_Objective_
Restate every entry word for word.

(Dataset items)
_ _ _ _ _

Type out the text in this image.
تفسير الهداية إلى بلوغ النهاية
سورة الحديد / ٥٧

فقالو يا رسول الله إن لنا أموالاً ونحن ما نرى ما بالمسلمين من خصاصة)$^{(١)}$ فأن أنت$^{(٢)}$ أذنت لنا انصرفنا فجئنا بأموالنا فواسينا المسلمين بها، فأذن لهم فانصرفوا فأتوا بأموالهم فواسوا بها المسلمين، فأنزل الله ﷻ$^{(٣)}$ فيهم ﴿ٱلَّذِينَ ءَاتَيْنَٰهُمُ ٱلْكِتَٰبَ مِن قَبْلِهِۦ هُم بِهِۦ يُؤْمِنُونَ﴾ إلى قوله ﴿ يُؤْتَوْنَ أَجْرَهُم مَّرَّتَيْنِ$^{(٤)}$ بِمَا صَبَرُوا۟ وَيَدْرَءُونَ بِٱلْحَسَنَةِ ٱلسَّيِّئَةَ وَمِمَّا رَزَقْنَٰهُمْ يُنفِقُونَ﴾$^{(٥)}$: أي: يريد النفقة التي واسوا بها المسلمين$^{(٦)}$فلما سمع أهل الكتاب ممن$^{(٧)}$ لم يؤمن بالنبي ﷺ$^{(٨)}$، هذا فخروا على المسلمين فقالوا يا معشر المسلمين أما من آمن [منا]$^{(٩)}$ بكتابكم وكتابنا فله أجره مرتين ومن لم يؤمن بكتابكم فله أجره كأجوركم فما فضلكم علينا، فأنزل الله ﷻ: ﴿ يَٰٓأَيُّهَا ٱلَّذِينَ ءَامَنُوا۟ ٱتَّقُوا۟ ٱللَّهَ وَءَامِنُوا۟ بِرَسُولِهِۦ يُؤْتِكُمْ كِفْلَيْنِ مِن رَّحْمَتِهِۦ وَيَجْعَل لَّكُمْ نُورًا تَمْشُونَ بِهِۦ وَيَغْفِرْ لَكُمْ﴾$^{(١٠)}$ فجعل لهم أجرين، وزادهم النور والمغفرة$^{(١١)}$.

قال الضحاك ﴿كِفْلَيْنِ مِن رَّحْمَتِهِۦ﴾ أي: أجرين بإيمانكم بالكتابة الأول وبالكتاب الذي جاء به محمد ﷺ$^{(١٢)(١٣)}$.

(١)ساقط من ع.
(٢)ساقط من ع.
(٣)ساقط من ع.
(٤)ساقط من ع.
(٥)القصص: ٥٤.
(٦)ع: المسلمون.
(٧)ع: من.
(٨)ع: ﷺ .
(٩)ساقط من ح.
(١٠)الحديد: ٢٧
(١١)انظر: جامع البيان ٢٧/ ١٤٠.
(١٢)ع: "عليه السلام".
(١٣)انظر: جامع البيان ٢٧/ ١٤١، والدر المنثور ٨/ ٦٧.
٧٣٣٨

_ _ _ _ _

_Task solution_
Type out the text in this image.
تفسير الهداية إلى بلوغ النهاية
سورة الحديد / ٥٧

فقالو يا رسول الله إن لنا أموالاً ونحن ما نرى ما بالمسلمين من خصاصة)$^{(١)}$ فأن أنت$^{(٢)}$ أذنت لنا انصرفنا فجئنا بأموالنا فواسينا المسلمين بها، فأذن لهم فانصرفوا فأتوا بأموالهم فواسوا بها المسلمين، فأنزل الله ﷻ$^{(٣)}$ فيهم ﴿ٱلَّذِينَ ءَاتَيْنَٰهُمُ ٱلْكِتَٰبَ مِن قَبْلِهِۦ هُم بِهِۦ يُؤْمِنُونَ﴾ إلى قوله ﴿ يُؤْتَوْنَ أَجْرَهُم مَّرَّتَيْنِ$^{(٤)}$ بِمَا صَبَرُوا۟ وَيَدْرَءُونَ بِٱلْحَسَنَةِ ٱلسَّيِّئَةَ وَمِمَّا رَزَقْنَٰهُمْ يُنفِقُونَ﴾$^{(٥)}$: أي: يريد النفقة التي واسوا بها المسلمين$^{(٦)}$فلما سمع أهل الكتاب ممن$^{(٧)}$ لم يؤمن بالنبي ﷺ$^{(٨)}$، هذا فخروا على المسلمين فقالوا يا معشر المسلمين أما من آمن [منا]$^{(٩)}$ بكتابكم وكتابنا فله أجره مرتين ومن لم يؤمن بكتابكم فله أجره كأجوركم فما فضلكم علينا، فأنزل الله ﷻ: ﴿ يَٰٓأَيُّهَا ٱلَّذِينَ ءَامَنُوا۟ ٱتَّقُوا۟ ٱللَّهَ وَءَامِنُوا۟ بِرَسُولِهِۦ يُؤْتِكُمْ كِفْلَيْنِ مِن رَّحْمَتِهِۦ وَيَجْعَل لَّكُمْ نُورًا تَمْشُونَ بِهِۦ وَيَغْفِرْ لَكُمْ﴾$^{(١٠)}$ فجعل لهم أجرين، وزادهم النور والمغفرة$^{(١١)}$.

قال الضحاك ﴿كِفْلَيْنِ مِن رَّحْمَتِهِۦ﴾ أي: أجرين بإيمانكم بالكتابة الأول وبالكتاب الذي جاء به محمد ﷺ$^{(١٢)(١٣)}$.

(١)ساقط من ع.
(٢)ساقط من ع.
(٣)ساقط من ع.
(٤)ساقط من ع.
(٥)القصص: ٥٤.
(٦)ع: المسلمون.
(٧)ع: من.
(٨)ع: ﷺ .
(٩)ساقط من ح.
(١٠)الحديد: ٢٧
(١١)انظر: جامع البيان ٢٧/ ١٤٠.
(١٢)ع: "عليه السلام".
(١٣)انظر: جامع البيان ٢٧/ ١٤١، والدر المنثور ٨/ ٦٧.
٧٣٣٨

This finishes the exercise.